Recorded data
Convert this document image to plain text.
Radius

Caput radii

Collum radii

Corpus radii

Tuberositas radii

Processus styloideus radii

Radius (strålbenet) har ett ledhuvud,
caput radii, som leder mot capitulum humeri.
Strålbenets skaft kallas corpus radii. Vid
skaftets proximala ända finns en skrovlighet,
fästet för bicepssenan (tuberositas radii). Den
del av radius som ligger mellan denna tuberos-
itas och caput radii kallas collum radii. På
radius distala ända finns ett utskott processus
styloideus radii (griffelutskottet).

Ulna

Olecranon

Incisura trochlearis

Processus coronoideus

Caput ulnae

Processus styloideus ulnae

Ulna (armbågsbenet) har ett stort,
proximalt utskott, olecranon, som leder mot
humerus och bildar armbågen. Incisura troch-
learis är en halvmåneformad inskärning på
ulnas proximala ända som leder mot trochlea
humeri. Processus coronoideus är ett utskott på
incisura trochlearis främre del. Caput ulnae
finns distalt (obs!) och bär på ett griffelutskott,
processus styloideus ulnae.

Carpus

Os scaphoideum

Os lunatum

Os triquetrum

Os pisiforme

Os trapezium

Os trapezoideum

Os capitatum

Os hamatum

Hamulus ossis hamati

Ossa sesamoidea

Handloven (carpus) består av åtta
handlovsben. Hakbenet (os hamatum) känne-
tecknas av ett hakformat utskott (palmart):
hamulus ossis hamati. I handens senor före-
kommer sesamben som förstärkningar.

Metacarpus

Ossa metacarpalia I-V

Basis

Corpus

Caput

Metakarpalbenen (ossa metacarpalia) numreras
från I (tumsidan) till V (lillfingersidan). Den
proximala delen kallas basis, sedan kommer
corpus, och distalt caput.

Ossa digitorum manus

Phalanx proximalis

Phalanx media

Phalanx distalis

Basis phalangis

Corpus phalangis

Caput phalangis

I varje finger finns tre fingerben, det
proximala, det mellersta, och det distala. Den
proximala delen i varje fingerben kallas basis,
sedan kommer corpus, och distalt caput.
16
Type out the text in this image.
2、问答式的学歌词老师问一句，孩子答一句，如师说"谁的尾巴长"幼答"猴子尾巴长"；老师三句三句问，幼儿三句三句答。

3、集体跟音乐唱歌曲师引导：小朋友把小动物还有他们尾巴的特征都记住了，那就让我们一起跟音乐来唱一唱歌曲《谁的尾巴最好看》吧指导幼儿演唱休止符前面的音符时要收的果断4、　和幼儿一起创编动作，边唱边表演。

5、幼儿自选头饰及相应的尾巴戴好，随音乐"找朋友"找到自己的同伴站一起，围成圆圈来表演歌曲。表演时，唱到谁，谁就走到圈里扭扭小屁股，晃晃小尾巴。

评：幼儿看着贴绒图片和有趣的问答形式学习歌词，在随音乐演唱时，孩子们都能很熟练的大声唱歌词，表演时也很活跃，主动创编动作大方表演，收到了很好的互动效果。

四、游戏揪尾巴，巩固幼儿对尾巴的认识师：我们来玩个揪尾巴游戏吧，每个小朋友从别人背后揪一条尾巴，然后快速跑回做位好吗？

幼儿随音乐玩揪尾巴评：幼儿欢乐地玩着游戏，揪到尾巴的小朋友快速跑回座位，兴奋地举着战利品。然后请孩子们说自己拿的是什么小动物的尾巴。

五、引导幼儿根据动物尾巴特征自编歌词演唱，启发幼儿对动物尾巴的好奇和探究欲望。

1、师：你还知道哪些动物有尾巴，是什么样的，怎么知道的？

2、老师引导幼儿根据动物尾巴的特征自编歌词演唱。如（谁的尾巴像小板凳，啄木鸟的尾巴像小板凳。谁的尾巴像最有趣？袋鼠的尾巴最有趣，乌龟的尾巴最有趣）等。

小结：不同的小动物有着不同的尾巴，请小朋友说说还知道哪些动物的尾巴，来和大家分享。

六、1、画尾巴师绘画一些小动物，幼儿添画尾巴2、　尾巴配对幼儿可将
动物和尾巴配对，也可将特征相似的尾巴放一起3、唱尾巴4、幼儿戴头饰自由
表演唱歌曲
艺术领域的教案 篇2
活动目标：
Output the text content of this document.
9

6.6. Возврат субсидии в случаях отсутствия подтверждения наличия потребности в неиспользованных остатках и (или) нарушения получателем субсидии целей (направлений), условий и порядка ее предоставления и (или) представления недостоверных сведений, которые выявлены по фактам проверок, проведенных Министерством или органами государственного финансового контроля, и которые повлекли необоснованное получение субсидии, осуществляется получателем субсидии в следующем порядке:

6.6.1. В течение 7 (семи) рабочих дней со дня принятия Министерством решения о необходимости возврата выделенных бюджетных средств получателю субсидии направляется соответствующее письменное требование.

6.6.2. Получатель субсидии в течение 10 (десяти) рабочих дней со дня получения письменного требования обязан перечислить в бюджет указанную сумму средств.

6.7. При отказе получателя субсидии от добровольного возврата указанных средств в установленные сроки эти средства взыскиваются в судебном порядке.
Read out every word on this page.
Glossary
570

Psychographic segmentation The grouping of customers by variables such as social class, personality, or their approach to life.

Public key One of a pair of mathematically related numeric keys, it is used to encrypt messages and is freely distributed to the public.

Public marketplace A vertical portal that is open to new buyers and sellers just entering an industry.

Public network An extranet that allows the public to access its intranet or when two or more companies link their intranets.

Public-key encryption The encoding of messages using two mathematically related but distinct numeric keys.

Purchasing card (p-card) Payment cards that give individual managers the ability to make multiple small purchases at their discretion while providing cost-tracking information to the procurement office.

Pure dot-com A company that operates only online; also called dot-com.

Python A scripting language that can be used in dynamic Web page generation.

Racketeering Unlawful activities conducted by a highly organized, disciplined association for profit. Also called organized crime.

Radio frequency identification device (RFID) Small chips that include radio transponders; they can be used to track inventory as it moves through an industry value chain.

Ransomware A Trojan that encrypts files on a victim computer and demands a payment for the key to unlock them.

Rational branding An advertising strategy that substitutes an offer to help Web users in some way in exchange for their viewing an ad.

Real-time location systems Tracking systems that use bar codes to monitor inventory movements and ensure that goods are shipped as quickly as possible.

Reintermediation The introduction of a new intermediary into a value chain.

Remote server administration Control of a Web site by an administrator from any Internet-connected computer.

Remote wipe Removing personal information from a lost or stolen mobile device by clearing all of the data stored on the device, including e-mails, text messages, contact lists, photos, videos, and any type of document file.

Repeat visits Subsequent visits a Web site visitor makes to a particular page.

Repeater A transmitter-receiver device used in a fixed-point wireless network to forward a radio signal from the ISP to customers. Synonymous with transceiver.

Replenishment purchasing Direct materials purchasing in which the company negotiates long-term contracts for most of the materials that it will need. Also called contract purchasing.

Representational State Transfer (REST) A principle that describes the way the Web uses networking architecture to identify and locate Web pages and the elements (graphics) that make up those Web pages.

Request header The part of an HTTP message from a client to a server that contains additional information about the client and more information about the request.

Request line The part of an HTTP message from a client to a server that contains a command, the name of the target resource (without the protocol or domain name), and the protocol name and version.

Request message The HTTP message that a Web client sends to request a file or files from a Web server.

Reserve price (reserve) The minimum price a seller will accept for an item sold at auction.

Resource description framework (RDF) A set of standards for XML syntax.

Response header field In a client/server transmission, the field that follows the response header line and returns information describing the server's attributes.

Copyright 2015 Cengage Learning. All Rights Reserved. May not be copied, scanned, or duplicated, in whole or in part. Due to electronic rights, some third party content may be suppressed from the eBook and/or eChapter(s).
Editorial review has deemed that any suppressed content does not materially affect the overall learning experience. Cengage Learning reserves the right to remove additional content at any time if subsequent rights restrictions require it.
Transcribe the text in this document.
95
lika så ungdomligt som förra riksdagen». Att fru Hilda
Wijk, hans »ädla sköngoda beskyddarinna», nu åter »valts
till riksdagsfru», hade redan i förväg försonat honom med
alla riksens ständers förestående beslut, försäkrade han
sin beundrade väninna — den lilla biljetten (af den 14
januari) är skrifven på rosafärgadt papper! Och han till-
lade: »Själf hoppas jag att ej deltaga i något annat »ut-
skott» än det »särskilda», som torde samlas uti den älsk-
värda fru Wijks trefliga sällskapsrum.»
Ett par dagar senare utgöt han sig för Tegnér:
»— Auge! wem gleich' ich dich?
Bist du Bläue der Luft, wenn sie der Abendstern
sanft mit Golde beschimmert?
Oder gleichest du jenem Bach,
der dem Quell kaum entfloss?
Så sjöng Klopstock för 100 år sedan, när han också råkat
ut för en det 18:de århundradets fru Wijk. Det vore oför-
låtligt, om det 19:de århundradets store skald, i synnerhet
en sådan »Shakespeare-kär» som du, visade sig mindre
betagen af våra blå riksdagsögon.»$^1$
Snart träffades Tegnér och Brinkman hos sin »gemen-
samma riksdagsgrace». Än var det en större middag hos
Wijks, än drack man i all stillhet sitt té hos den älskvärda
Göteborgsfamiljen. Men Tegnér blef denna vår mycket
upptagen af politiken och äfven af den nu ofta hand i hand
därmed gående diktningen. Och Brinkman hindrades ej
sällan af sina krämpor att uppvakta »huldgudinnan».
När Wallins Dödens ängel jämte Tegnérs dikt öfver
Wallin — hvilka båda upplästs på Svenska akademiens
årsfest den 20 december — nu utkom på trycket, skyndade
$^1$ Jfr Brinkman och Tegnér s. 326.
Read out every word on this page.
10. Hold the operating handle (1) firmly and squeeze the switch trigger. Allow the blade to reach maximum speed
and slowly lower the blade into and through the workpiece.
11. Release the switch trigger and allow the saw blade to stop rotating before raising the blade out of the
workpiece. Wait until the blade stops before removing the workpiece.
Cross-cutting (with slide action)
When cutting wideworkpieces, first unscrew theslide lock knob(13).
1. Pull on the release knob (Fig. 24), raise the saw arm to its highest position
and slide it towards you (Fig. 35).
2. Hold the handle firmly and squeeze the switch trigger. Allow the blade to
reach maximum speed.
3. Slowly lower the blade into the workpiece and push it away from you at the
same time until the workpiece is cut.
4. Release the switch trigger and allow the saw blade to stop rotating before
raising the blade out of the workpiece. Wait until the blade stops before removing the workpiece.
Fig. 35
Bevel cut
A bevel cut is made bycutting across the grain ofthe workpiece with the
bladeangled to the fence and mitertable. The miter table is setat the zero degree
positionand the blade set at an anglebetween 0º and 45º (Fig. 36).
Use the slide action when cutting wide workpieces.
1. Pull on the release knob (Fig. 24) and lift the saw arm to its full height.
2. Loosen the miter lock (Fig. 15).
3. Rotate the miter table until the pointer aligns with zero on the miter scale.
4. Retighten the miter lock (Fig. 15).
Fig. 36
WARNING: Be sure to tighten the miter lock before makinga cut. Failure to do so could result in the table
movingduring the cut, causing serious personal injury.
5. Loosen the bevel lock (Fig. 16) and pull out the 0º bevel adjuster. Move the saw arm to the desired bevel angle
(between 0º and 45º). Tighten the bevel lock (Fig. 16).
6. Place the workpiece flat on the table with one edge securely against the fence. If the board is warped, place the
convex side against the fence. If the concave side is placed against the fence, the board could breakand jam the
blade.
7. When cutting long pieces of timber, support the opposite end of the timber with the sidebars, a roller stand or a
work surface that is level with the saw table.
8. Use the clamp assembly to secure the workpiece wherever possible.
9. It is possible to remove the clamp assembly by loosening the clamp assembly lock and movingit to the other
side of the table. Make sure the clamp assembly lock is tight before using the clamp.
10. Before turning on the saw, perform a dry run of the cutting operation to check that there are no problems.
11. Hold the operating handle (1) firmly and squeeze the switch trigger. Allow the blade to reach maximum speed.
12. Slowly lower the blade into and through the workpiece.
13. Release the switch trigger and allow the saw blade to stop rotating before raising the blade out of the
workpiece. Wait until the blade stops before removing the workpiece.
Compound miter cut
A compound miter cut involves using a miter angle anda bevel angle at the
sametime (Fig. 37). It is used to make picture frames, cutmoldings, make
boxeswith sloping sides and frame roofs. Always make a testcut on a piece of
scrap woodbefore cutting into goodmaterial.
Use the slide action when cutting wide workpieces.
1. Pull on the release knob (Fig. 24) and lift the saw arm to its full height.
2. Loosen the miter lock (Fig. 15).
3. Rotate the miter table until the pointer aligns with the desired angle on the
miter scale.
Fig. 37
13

- [AIM] Scan the lines for the string "handle". Copy out each line that matches.

- [RESPONSE FOR THIS EXERCISE]
10. Hold the operating handle (1) firmly and squeeze the switch trigger. Allow the blade to reach maximum speed
2. Hold the handle firmly and squeeze the switch trigger. Allow the blade to
11. Hold the operating handle (1) firmly and squeeze the switch trigger. Allow the blade to reach maximum speed.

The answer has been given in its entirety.